Your objective
Skip all pictures. Set down only the lines starting at the line containing "Transcribe the text in this document." and running to the end of the listing.

Dataset rows
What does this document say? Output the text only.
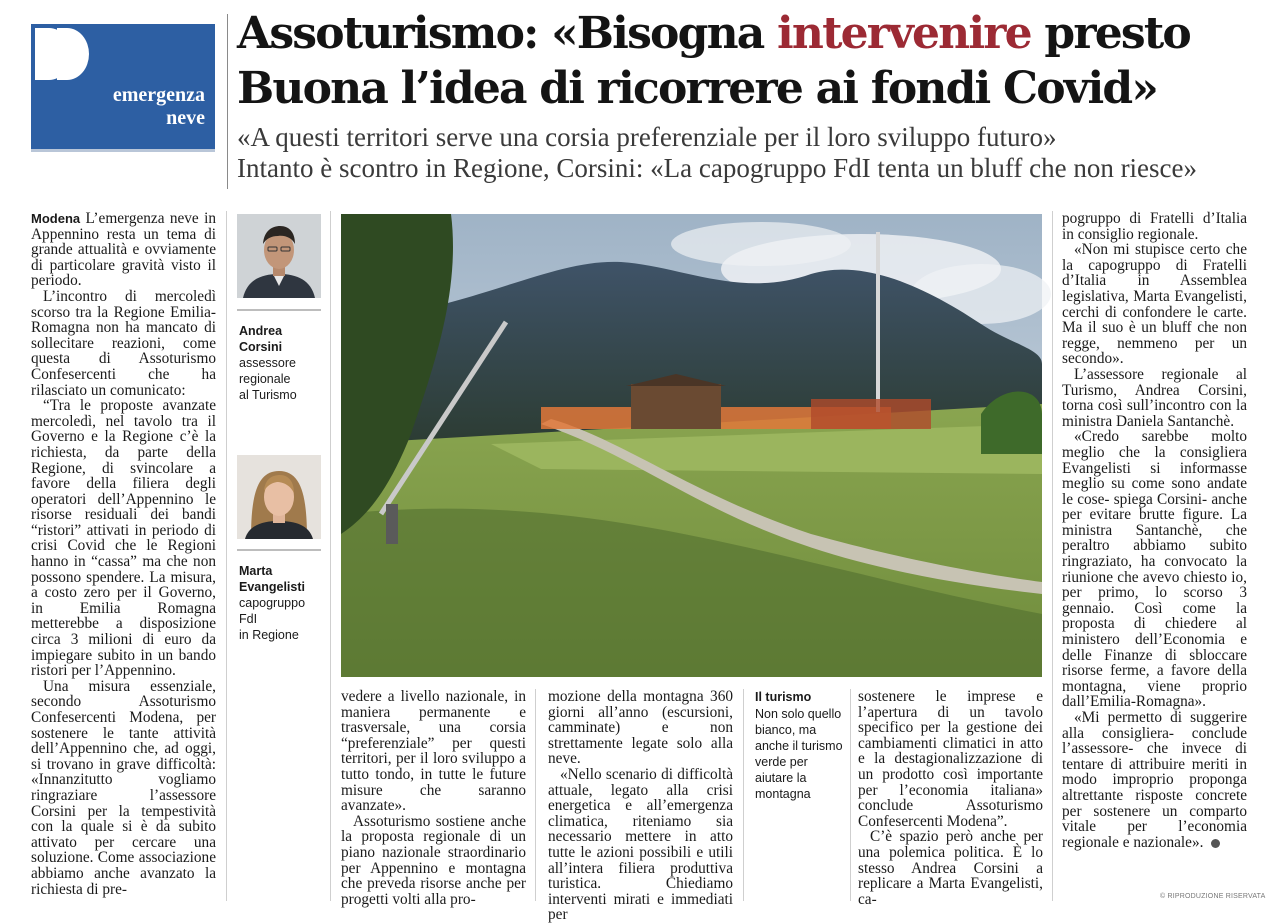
emergenza
neve
Assoturismo: «Bisogna intervenire presto
Buona l’idea di ricorrere ai fondi Covid»
«A questi territori serve una corsia preferenziale per il loro sviluppo futuro»
Intanto è scontro in Regione, Corsini: «La capogruppo FdI tenta un bluff che non riesce»

Modena L’emergenza neve in Appennino resta un tema di grande attualità e ovviamente di particolare gravità visto il periodo.

L’incontro di mercoledì scorso tra la Regione Emilia-Romagna non ha mancato di sollecitare reazioni, come questa di Assoturismo Confesercenti che ha rilasciato un comunicato:

“Tra le proposte avanzate mercoledì, nel tavolo tra il Governo e la Regione c’è la richiesta, da parte della Regione, di svincolare a favore della filiera degli operatori dell’Appennino le risorse residuali dei bandi “ristori” attivati in periodo di crisi Covid che le Regioni hanno in “cassa” ma che non possono spendere. La misura, a costo zero per il Governo, in Emilia Romagna metterebbe a disposizione circa 3 milioni di euro da impiegare subito in un bando ristori per l’Appennino.

Una misura essenziale, secondo Assoturismo Confesercenti Modena, per sostenere le tante attività dell’Appennino che, ad oggi, si trovano in grave difficoltà: «Innanzitutto vogliamo ringraziare l’assessore Corsini per la tempestività con la quale si è da subito attivato per cercare una soluzione. Come associazione abbiamo anche avanzato la richiesta di pre-

Andrea
Corsini
assessore
regionale
al Turismo
Marta
Evangelisti
capogruppo
FdI
in Regione

vedere a livello nazionale, in maniera permanente e trasversale, una corsia “preferenziale” per questi territori, per il loro sviluppo a tutto tondo, in tutte le future misure che saranno avanzate».

Assoturismo sostiene anche la proposta regionale di un piano nazionale straordinario per Appennino e montagna che preveda risorse anche per progetti volti alla pro-

mozione della montagna 360 giorni all’anno (escursioni, camminate) e non strettamente legate solo alla neve.

«Nello scenario di difficoltà attuale, legato alla crisi energetica e all’emergenza climatica, riteniamo sia necessario mettere in atto tutte le azioni possibili e utili all’intera filiera produttiva turistica. Chiediamo interventi mirati e immediati per

Il turismo
Non solo quello bianco, ma anche il turismo verde per aiutare la montagna

sostenere le imprese e l’apertura di un tavolo specifico per la gestione dei cambiamenti climatici in atto e la destagionalizzazione di un prodotto così importante per l’economia italiana» conclude Assoturismo Confesercenti Modena”.

C’è spazio però anche per una polemica politica. È lo stesso Andrea Corsini a replicare a Marta Evangelisti, ca-

pogruppo di Fratelli d’Italia in consiglio regionale.

«Non mi stupisce certo che la capogruppo di Fratelli d’Italia in Assemblea legislativa, Marta Evangelisti, cerchi di confondere le carte. Ma il suo è un bluff che non regge, nemmeno per un secondo».

L’assessore regionale al Turismo, Andrea Corsini, torna così sull’incontro con la ministra Daniela Santanchè.

«Credo sarebbe molto meglio che la consigliera Evangelisti si informasse meglio su come sono andate le cose- spiega Corsini- anche per evitare brutte figure. La ministra Santanchè, che peraltro abbiamo subito ringraziato, ha convocato la riunione che avevo chiesto io, per primo, lo scorso 3 gennaio. Così come la proposta di chiedere al ministero dell’Economia e delle Finanze di sbloccare risorse ferme, a favore della montagna, viene proprio dall’Emilia-Romagna».

«Mi permetto di suggerire alla consigliera- conclude l’assessore- che invece di tentare di attribuire meriti in modo improprio proponga altrettante risposte concrete per sostenere un comparto vitale per l’economia regionale e nazionale».

© RIPRODUZIONE RISERVATA
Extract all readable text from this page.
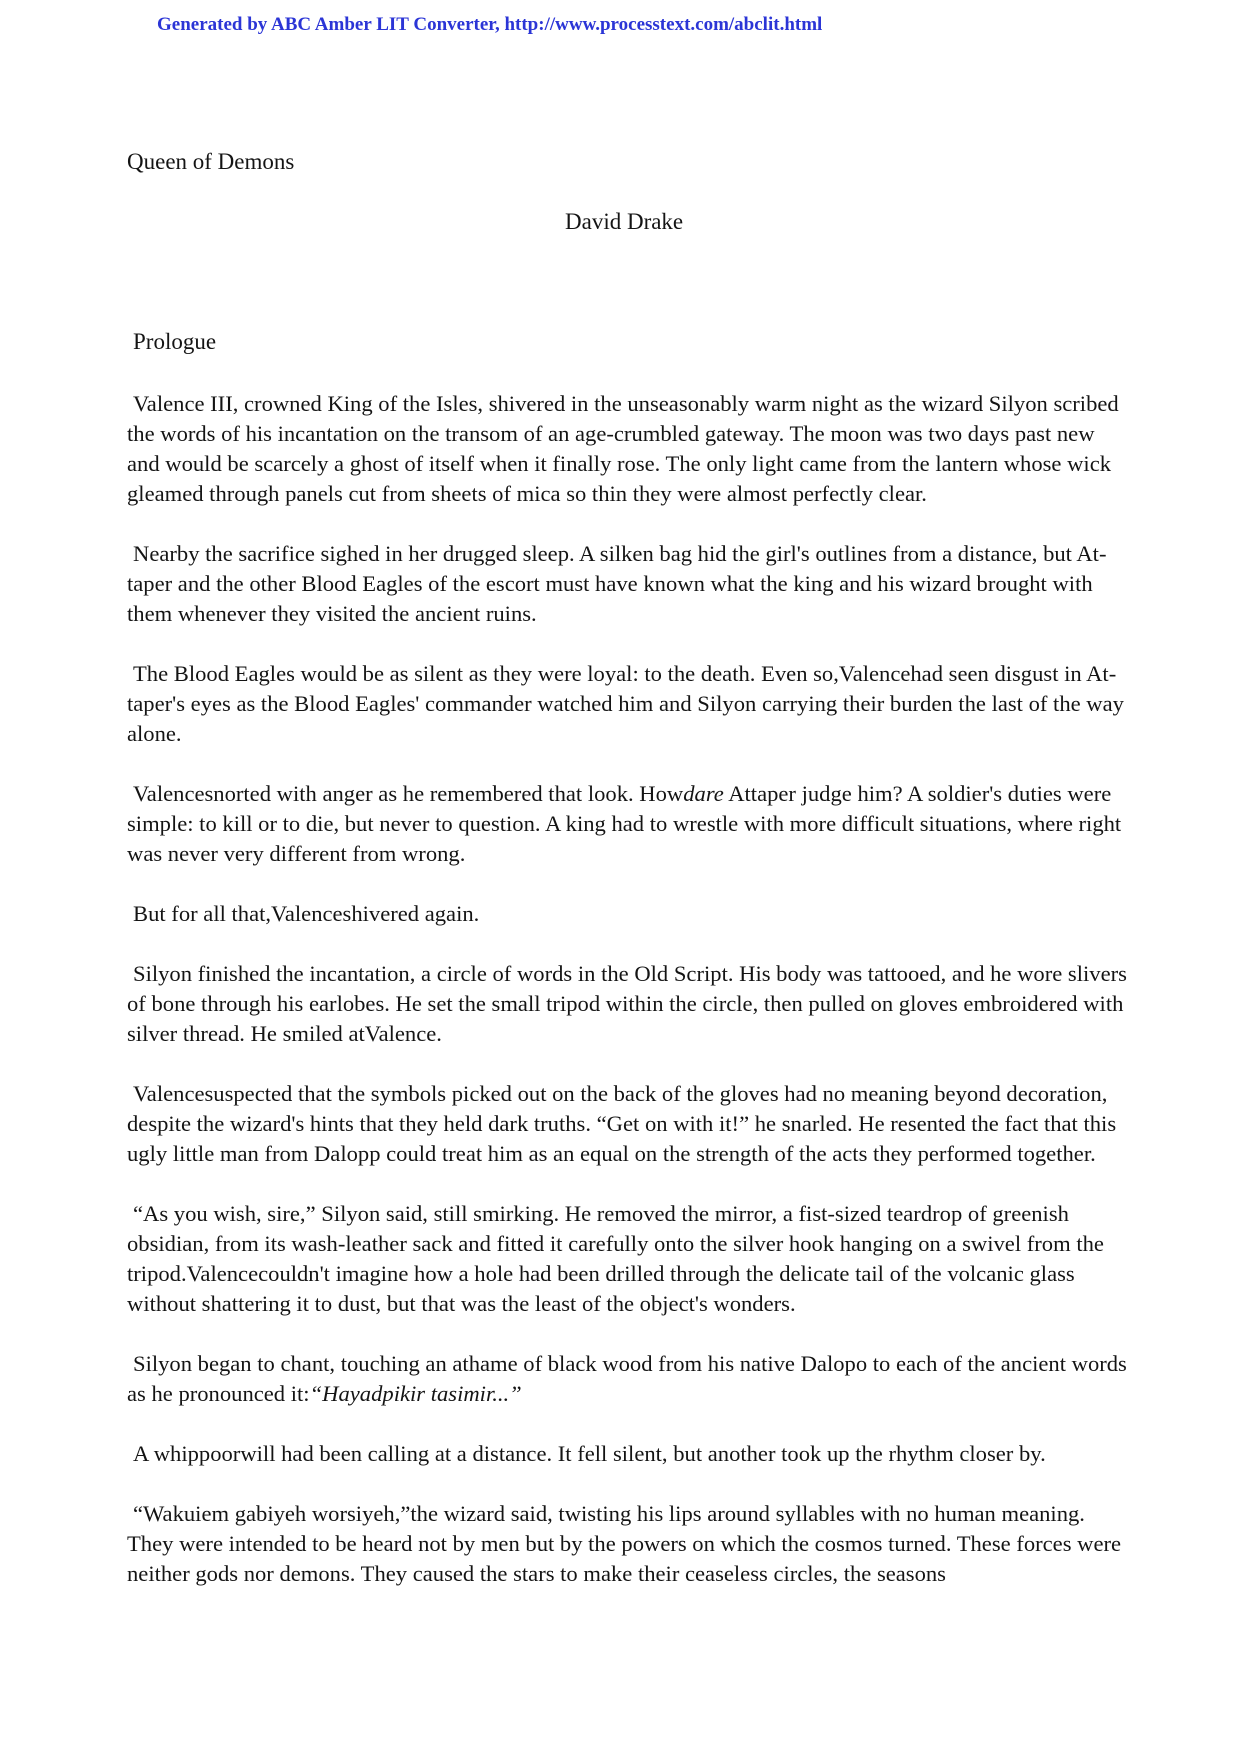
Generated by ABC Amber LIT Converter, http://www.processtext.com/abclit.html
Queen of Demons
David Drake
Prologue

Valence III, crowned King of the Isles, shivered in the unseasonably warm night as the wizard Silyon scribed the words of his incantation on the transom of an age-crumbled gateway. The moon was two days past new and would be scarcely a ghost of itself when it finally rose. The only light came from the lantern whose wick gleamed through panels cut from sheets of mica so thin they were almost perfectly clear.

Nearby the sacrifice sighed in her drugged sleep. A silken bag hid the girl's outlines from a distance, but At-taper and the other Blood Eagles of the escort must have known what the king and his wizard brought with them whenever they visited the ancient ruins.

The Blood Eagles would be as silent as they were loyal: to the death. Even so,Valencehad seen disgust in At-taper's eyes as the Blood Eagles' commander watched him and Silyon carrying their burden the last of the way alone.

Valencesnorted with anger as he remembered that look. Howdare Attaper judge him? A soldier's duties were simple: to kill or to die, but never to question. A king had to wrestle with more difficult situations, where right was never very different from wrong.

But for all that,Valenceshivered again.

Silyon finished the incantation, a circle of words in the Old Script. His body was tattooed, and he wore slivers of bone through his earlobes. He set the small tripod within the circle, then pulled on gloves embroidered with silver thread. He smiled atValence.

Valencesuspected that the symbols picked out on the back of the gloves had no meaning beyond decoration, despite the wizard's hints that they held dark truths. “Get on with it!” he snarled. He resented the fact that this ugly little man from Dalopp could treat him as an equal on the strength of the acts they performed together.

“As you wish, sire,” Silyon said, still smirking. He removed the mirror, a fist-sized teardrop of greenish obsidian, from its wash-leather sack and fitted it carefully onto the silver hook hanging on a swivel from the tripod.Valencecouldn't imagine how a hole had been drilled through the delicate tail of the volcanic glass without shattering it to dust, but that was the least of the object's wonders.

Silyon began to chant, touching an athame of black wood from his native Dalopo to each of the ancient words as he pronounced it:“Hayadpikir tasimir...”

A whippoorwill had been calling at a distance. It fell silent, but another took up the rhythm closer by.

“Wakuiem gabiyeh worsiyeh,”the wizard said, twisting his lips around syllables with no human meaning. They were intended to be heard not by men but by the powers on which the cosmos turned. These forces were neither gods nor demons. They caused the stars to make their ceaseless circles, the seasons
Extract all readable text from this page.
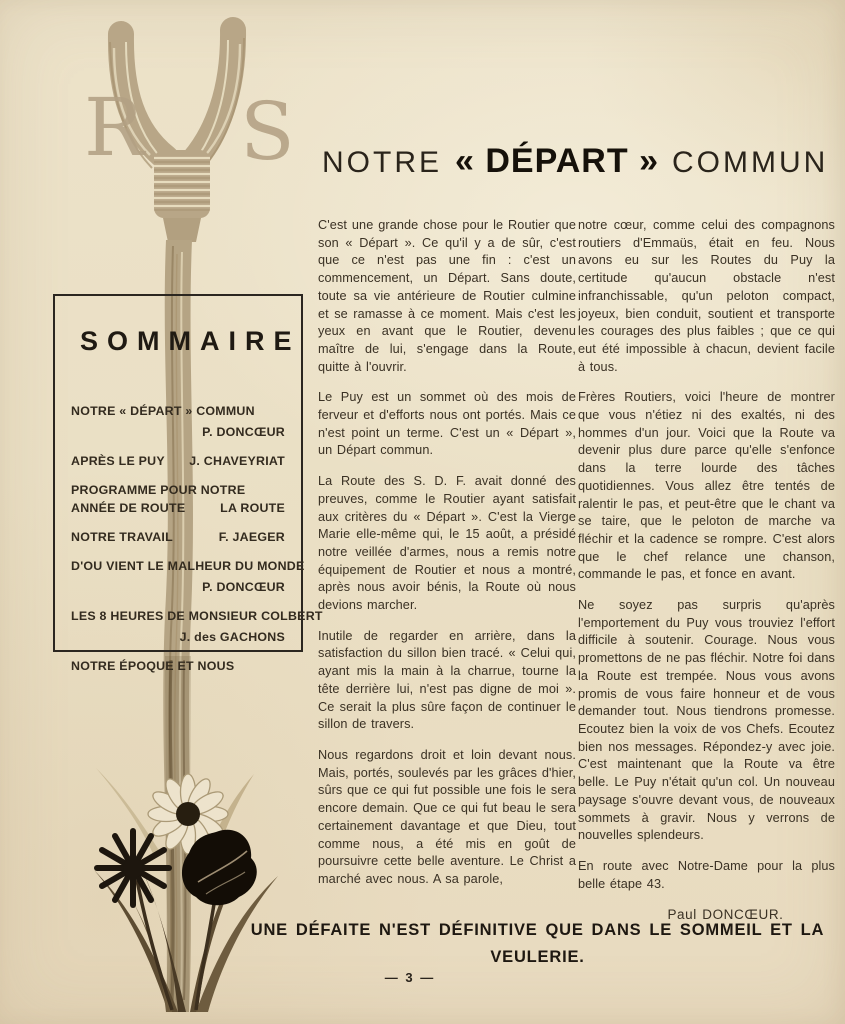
R S NOTRE « DÉPART » COMMUN
SOMMAIRE
NOTRE « DÉPART » COMMUN
P. DONCŒUR
APRÈS LE PUY J. CHAVEYRIAT
PROGRAMME POUR NOTRE ANNÉE DE ROUTE	LA ROUTE
NOTRE TRAVAIL	F. JAEGER
D'OU VIENT LE MALHEUR DU MONDE
P. DONCŒUR
LES 8 HEURES DE MONSIEUR COLBERT
J. des GACHONS
NOTRE ÉPOQUE ET NOUS

C'est une grande chose pour le Routier que son « Départ ». Ce qu'il y a de sûr, c'est que ce n'est pas une fin : c'est un commencement, un Départ. Sans doute, toute sa vie antérieure de Routier culmine et se ramasse à ce moment. Mais c'est les yeux en avant que le Routier, devenu maître de lui, s'engage dans la Route, quitte à l'ouvrir.

Le Puy est un sommet où des mois de ferveur et d'efforts nous ont portés. Mais ce n'est point un terme. C'est un « Départ », un Départ commun.

La Route des S. D. F. avait donné des preuves, comme le Routier ayant satisfait aux critères du « Départ ». C'est la Vierge Marie elle-même qui, le 15 août, a présidé notre veillée d'armes, nous a remis notre équipement de Routier et nous a montré, après nous avoir bénis, la Route où nous devions marcher.

Inutile de regarder en arrière, dans la satisfaction du sillon bien tracé. « Celui qui, ayant mis la main à la charrue, tourne la tête derrière lui, n'est pas digne de moi ». Ce serait la plus sûre façon de continuer le sillon de travers.

Nous regardons droit et loin devant nous. Mais, portés, soulevés par les grâces d'hier, sûrs que ce qui fut possible une fois le sera encore demain. Que ce qui fut beau le sera certainement davantage et que Dieu, tout comme nous, a été mis en goût de poursuivre cette belle aventure. Le Christ a marché avec nous. A sa parole,

notre cœur, comme celui des compagnons routiers d'Emmaüs, était en feu. Nous avons eu sur les Routes du Puy la certitude qu'aucun obstacle n'est infranchissable, qu'un peloton compact, joyeux, bien conduit, soutient et transporte les courages des plus faibles ; que ce qui eut été impossible à chacun, devient facile à tous.

Frères Routiers, voici l'heure de montrer que vous n'étiez ni des exaltés, ni des hommes d'un jour. Voici que la Route va devenir plus dure parce qu'elle s'enfonce dans la terre lourde des tâches quotidiennes. Vous allez être tentés de ralentir le pas, et peut-être que le chant va se taire, que le peloton de marche va fléchir et la cadence se rompre. C'est alors que le chef relance une chanson, commande le pas, et fonce en avant.

Ne soyez pas surpris qu'après l'emportement du Puy vous trouviez l'effort difficile à soutenir. Courage. Nous vous promettons de ne pas fléchir. Notre foi dans la Route est trempée. Nous vous avons promis de vous faire honneur et de vous demander tout. Nous tiendrons promesse. Ecoutez bien la voix de vos Chefs. Ecoutez bien nos messages. Répondez-y avec joie. C'est maintenant que la Route va être belle. Le Puy n'était qu'un col. Un nouveau paysage s'ouvre devant vous, de nouveaux sommets à gravir. Nous y verrons de nouvelles splendeurs.

En route avec Notre-Dame pour la plus belle étape 43.

Paul DONCŒUR.

UNE DÉFAITE N'EST DÉFINITIVE QUE DANS LE SOMMEIL ET LA VEULERIE.
— 3 —
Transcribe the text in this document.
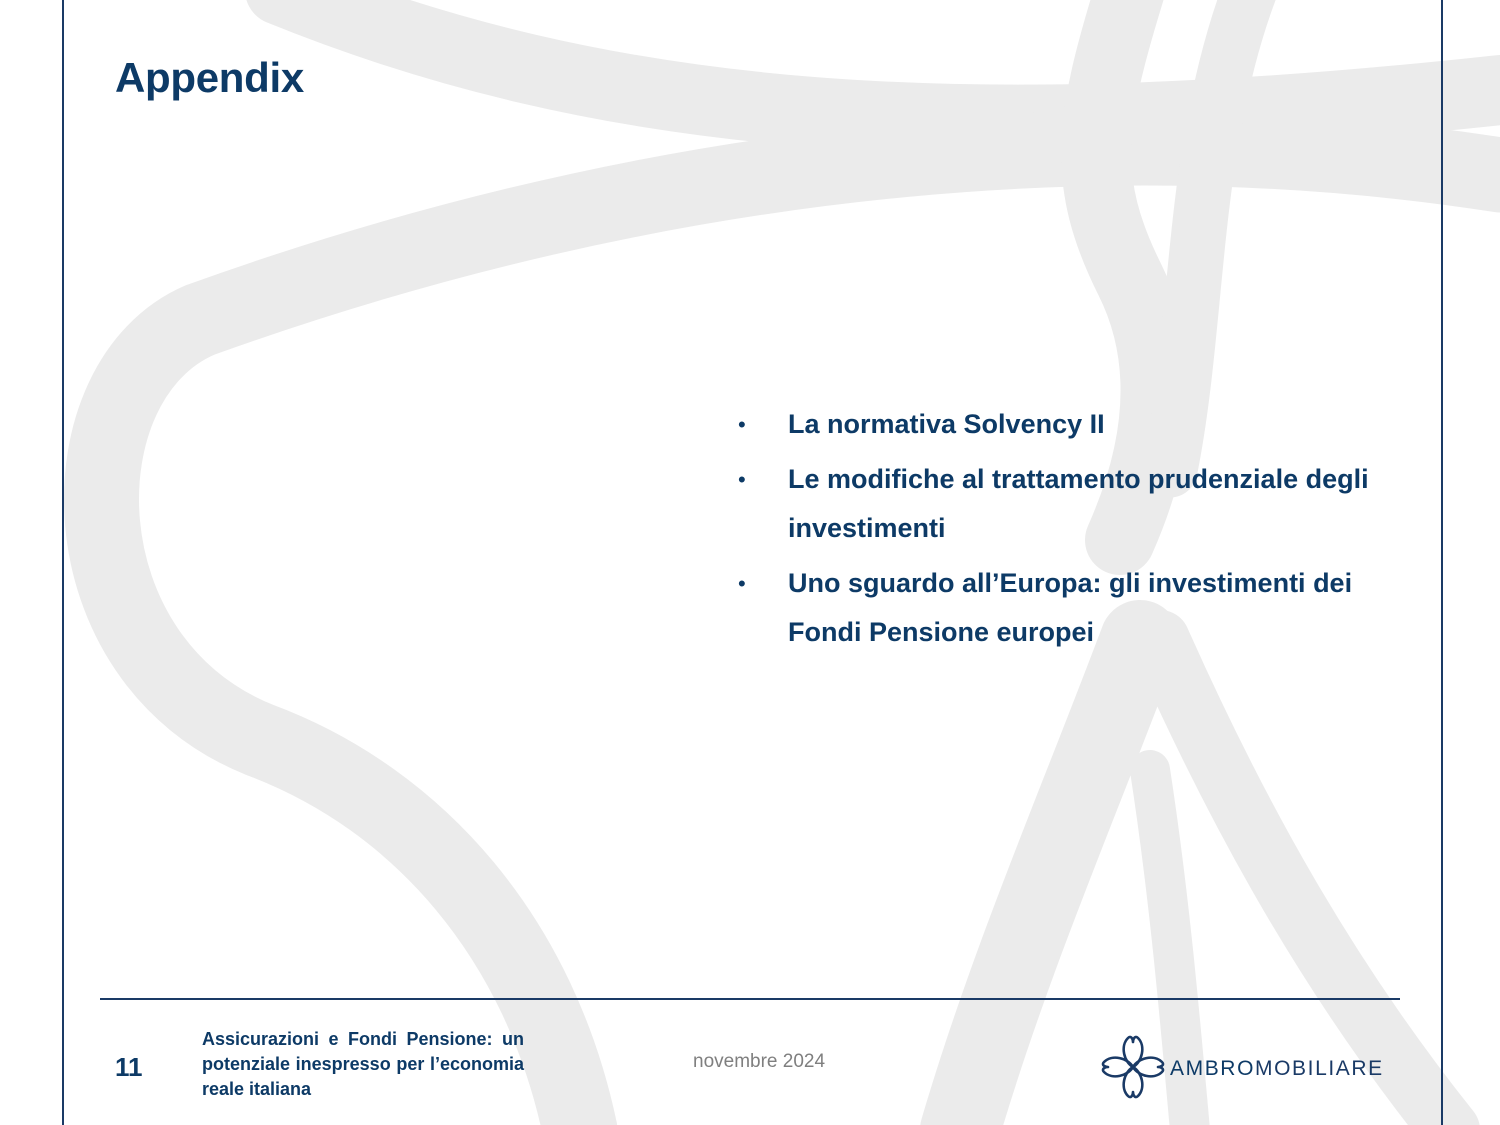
Appendix
• La normativa Solvency II
• Le modifiche al trattamento prudenziale degli investimenti
• Uno sguardo all’Europa: gli investimenti dei Fondi Pensione europei
11
Assicurazioni e Fondi Pensione: un potenziale inespresso per l’economia reale italiana
novembre 2024	AMBROMOBILIARE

Completed task
Transcribe the text in this document.
Appendix
• La normativa Solvency II
• Le modifiche al trattamento prudenziale degli investimenti
• Uno sguardo all’Europa: gli investimenti dei Fondi Pensione europei
11
Assicurazioni e Fondi Pensione: un potenziale inespresso per l’economia reale italiana
novembre 2024	AMBROMOBILIARE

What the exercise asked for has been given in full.